[start]

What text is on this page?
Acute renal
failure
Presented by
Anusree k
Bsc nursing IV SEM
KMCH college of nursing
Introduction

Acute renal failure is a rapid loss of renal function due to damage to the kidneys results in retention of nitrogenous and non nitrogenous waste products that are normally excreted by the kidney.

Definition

[end]

Required task -
Search the data for the word "renal" and copy each line where it appears.

Output of the task -
Acute renal
Acute renal failure is a rapid loss of renal function due to damage to the kidneys results in retention of nitrogenous and non nitrogenous waste products that are normally excreted by the kidney.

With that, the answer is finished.